--- The input ---

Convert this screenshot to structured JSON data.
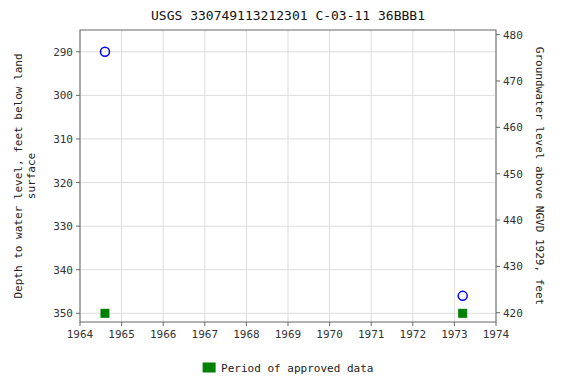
{
  "chart_data": {
    "type": "scatter",
    "title": "USGS 330749113212301 C-03-11 36BBB1",
    "x": [
      1964.6,
      1973.2
    ],
    "series": [
      {
        "color": "#0000ff",
        "marker": "circle",
        "values": [
          290.0,
          346.0
        ]
      },
      {
        "name": "Period of approved data",
        "color": "#008000",
        "marker": "square",
        "values": [
          350.0,
          350.0
        ]
      }
    ],
    "xlim": [
      1964,
      1974
    ],
    "xticks": [
      1964,
      1965,
      1966,
      1967,
      1968,
      1969,
      1970,
      1971,
      1972,
      1973,
      1974
    ],
    "ylim": [
      352,
      285
    ],
    "yticks": [
      290,
      300,
      310,
      320,
      330,
      340,
      350
    ],
    "y2lim": [
      418,
      481
    ],
    "y2ticks": [
      480,
      470,
      460,
      450,
      440,
      430,
      420
    ],
    "ylabel": "Depth to water level, feet below land\nsurface",
    "y2label": "Groundwater level above NGVD 1929, feet",
    "grid": true,
    "legend": "bottom"
  }
}
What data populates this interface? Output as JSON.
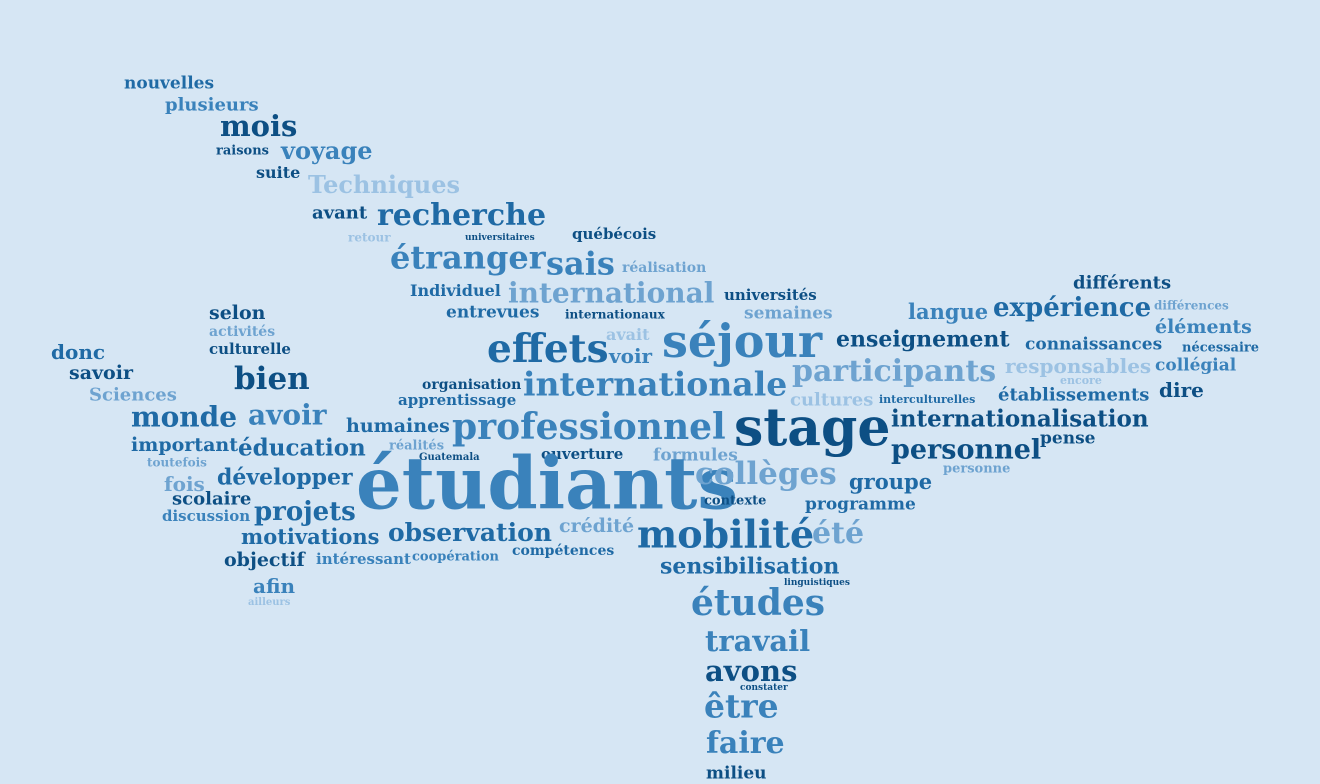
{
  "word_cloud": {
    "background_color": "#d6e6f4",
    "palette": [
      "#0d4f84",
      "#1f6aa5",
      "#3a82bb",
      "#6ea3d0",
      "#9cc2e3"
    ],
    "words": [
      {
        "id": "nouvelles",
        "text": "nouvelles",
        "color": "c2"
      },
      {
        "id": "plusieurs",
        "text": "plusieurs",
        "color": "c3"
      },
      {
        "id": "mois",
        "text": "mois",
        "color": "c1"
      },
      {
        "id": "raisons",
        "text": "raisons",
        "color": "c1"
      },
      {
        "id": "voyage",
        "text": "voyage",
        "color": "c3"
      },
      {
        "id": "suite",
        "text": "suite",
        "color": "c1"
      },
      {
        "id": "techniques",
        "text": "Techniques",
        "color": "c5"
      },
      {
        "id": "avant",
        "text": "avant",
        "color": "c1"
      },
      {
        "id": "recherche",
        "text": "recherche",
        "color": "c2"
      },
      {
        "id": "retour",
        "text": "retour",
        "color": "c5"
      },
      {
        "id": "universitaires",
        "text": "universitaires",
        "color": "c1"
      },
      {
        "id": "quebecois",
        "text": "québécois",
        "color": "c1"
      },
      {
        "id": "etranger",
        "text": "étranger",
        "color": "c3"
      },
      {
        "id": "sais",
        "text": "sais",
        "color": "c3"
      },
      {
        "id": "realisation",
        "text": "réalisation",
        "color": "c4"
      },
      {
        "id": "individuel",
        "text": "Individuel",
        "color": "c2"
      },
      {
        "id": "international",
        "text": "international",
        "color": "c4"
      },
      {
        "id": "universites",
        "text": "universités",
        "color": "c1"
      },
      {
        "id": "differents",
        "text": "différents",
        "color": "c1"
      },
      {
        "id": "selon",
        "text": "selon",
        "color": "c1"
      },
      {
        "id": "entrevues",
        "text": "entrevues",
        "color": "c2"
      },
      {
        "id": "internationaux",
        "text": "internationaux",
        "color": "c1"
      },
      {
        "id": "semaines",
        "text": "semaines",
        "color": "c4"
      },
      {
        "id": "langue",
        "text": "langue",
        "color": "c3"
      },
      {
        "id": "experience",
        "text": "expérience",
        "color": "c2"
      },
      {
        "id": "differences",
        "text": "différences",
        "color": "c4"
      },
      {
        "id": "activites",
        "text": "activités",
        "color": "c4"
      },
      {
        "id": "avait",
        "text": "avait",
        "color": "c5"
      },
      {
        "id": "elements",
        "text": "éléments",
        "color": "c3"
      },
      {
        "id": "culturelle",
        "text": "culturelle",
        "color": "c1"
      },
      {
        "id": "effets",
        "text": "effets",
        "color": "c2"
      },
      {
        "id": "sejour",
        "text": "séjour",
        "color": "c3"
      },
      {
        "id": "enseignement",
        "text": "enseignement",
        "color": "c1"
      },
      {
        "id": "donc",
        "text": "donc",
        "color": "c2"
      },
      {
        "id": "voir",
        "text": "voir",
        "color": "c3"
      },
      {
        "id": "connaissances",
        "text": "connaissances",
        "color": "c2"
      },
      {
        "id": "necessaire",
        "text": "nécessaire",
        "color": "c2"
      },
      {
        "id": "savoir",
        "text": "savoir",
        "color": "c1"
      },
      {
        "id": "bien",
        "text": "bien",
        "color": "c1"
      },
      {
        "id": "participants",
        "text": "participants",
        "color": "c4"
      },
      {
        "id": "responsables",
        "text": "responsables",
        "color": "c5"
      },
      {
        "id": "collegial",
        "text": "collégial",
        "color": "c3"
      },
      {
        "id": "encore",
        "text": "encore",
        "color": "c5"
      },
      {
        "id": "organisation",
        "text": "organisation",
        "color": "c1"
      },
      {
        "id": "internationale",
        "text": "internationale",
        "color": "c3"
      },
      {
        "id": "dire",
        "text": "dire",
        "color": "c1"
      },
      {
        "id": "sciences",
        "text": "Sciences",
        "color": "c4"
      },
      {
        "id": "apprentissage",
        "text": "apprentissage",
        "color": "c2"
      },
      {
        "id": "cultures",
        "text": "cultures",
        "color": "c5"
      },
      {
        "id": "interculturelles",
        "text": "interculturelles",
        "color": "c2"
      },
      {
        "id": "etablissements",
        "text": "établissements",
        "color": "c2"
      },
      {
        "id": "monde",
        "text": "monde",
        "color": "c2"
      },
      {
        "id": "avoir",
        "text": "avoir",
        "color": "c3"
      },
      {
        "id": "internationalisation",
        "text": "internationalisation",
        "color": "c1"
      },
      {
        "id": "humaines",
        "text": "humaines",
        "color": "c2"
      },
      {
        "id": "professionnel",
        "text": "professionnel",
        "color": "c3"
      },
      {
        "id": "stage",
        "text": "stage",
        "color": "c1"
      },
      {
        "id": "important",
        "text": "important",
        "color": "c2"
      },
      {
        "id": "education",
        "text": "éducation",
        "color": "c2"
      },
      {
        "id": "realites",
        "text": "réalités",
        "color": "c4"
      },
      {
        "id": "pense",
        "text": "pense",
        "color": "c1"
      },
      {
        "id": "guatemala",
        "text": "Guatemala",
        "color": "c1"
      },
      {
        "id": "personnel",
        "text": "personnel",
        "color": "c1"
      },
      {
        "id": "toutefois",
        "text": "toutefois",
        "color": "c4"
      },
      {
        "id": "ouverture",
        "text": "ouverture",
        "color": "c1"
      },
      {
        "id": "formules",
        "text": "formules",
        "color": "c4"
      },
      {
        "id": "personne",
        "text": "personne",
        "color": "c4"
      },
      {
        "id": "developper",
        "text": "développer",
        "color": "c2"
      },
      {
        "id": "etudiants",
        "text": "étudiants",
        "color": "c3"
      },
      {
        "id": "colleges",
        "text": "collèges",
        "color": "c4"
      },
      {
        "id": "fois",
        "text": "fois",
        "color": "c4"
      },
      {
        "id": "groupe",
        "text": "groupe",
        "color": "c2"
      },
      {
        "id": "scolaire",
        "text": "scolaire",
        "color": "c1"
      },
      {
        "id": "contexte",
        "text": "contexte",
        "color": "c1"
      },
      {
        "id": "discussion",
        "text": "discussion",
        "color": "c3"
      },
      {
        "id": "projets",
        "text": "projets",
        "color": "c2"
      },
      {
        "id": "programme",
        "text": "programme",
        "color": "c2"
      },
      {
        "id": "motivations",
        "text": "motivations",
        "color": "c2"
      },
      {
        "id": "observation",
        "text": "observation",
        "color": "c2"
      },
      {
        "id": "credite",
        "text": "crédité",
        "color": "c4"
      },
      {
        "id": "mobilite",
        "text": "mobilité",
        "color": "c2"
      },
      {
        "id": "ete",
        "text": "été",
        "color": "c4"
      },
      {
        "id": "objectif",
        "text": "objectif",
        "color": "c1"
      },
      {
        "id": "interessant",
        "text": "intéressant",
        "color": "c3"
      },
      {
        "id": "cooperation",
        "text": "coopération",
        "color": "c3"
      },
      {
        "id": "competences",
        "text": "compétences",
        "color": "c2"
      },
      {
        "id": "sensibilisation",
        "text": "sensibilisation",
        "color": "c2"
      },
      {
        "id": "afin",
        "text": "afin",
        "color": "c3"
      },
      {
        "id": "linguistiques",
        "text": "linguistiques",
        "color": "c1"
      },
      {
        "id": "ailleurs",
        "text": "ailleurs",
        "color": "c5"
      },
      {
        "id": "etudes",
        "text": "études",
        "color": "c3"
      },
      {
        "id": "travail",
        "text": "travail",
        "color": "c3"
      },
      {
        "id": "avons",
        "text": "avons",
        "color": "c1"
      },
      {
        "id": "constater",
        "text": "constater",
        "color": "c1"
      },
      {
        "id": "etre",
        "text": "être",
        "color": "c3"
      },
      {
        "id": "faire",
        "text": "faire",
        "color": "c3"
      },
      {
        "id": "milieu",
        "text": "milieu",
        "color": "c1"
      }
    ]
  }
}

---

Pull out each line holding the string "responsables".

        "id": "responsables",
        "text": "responsables",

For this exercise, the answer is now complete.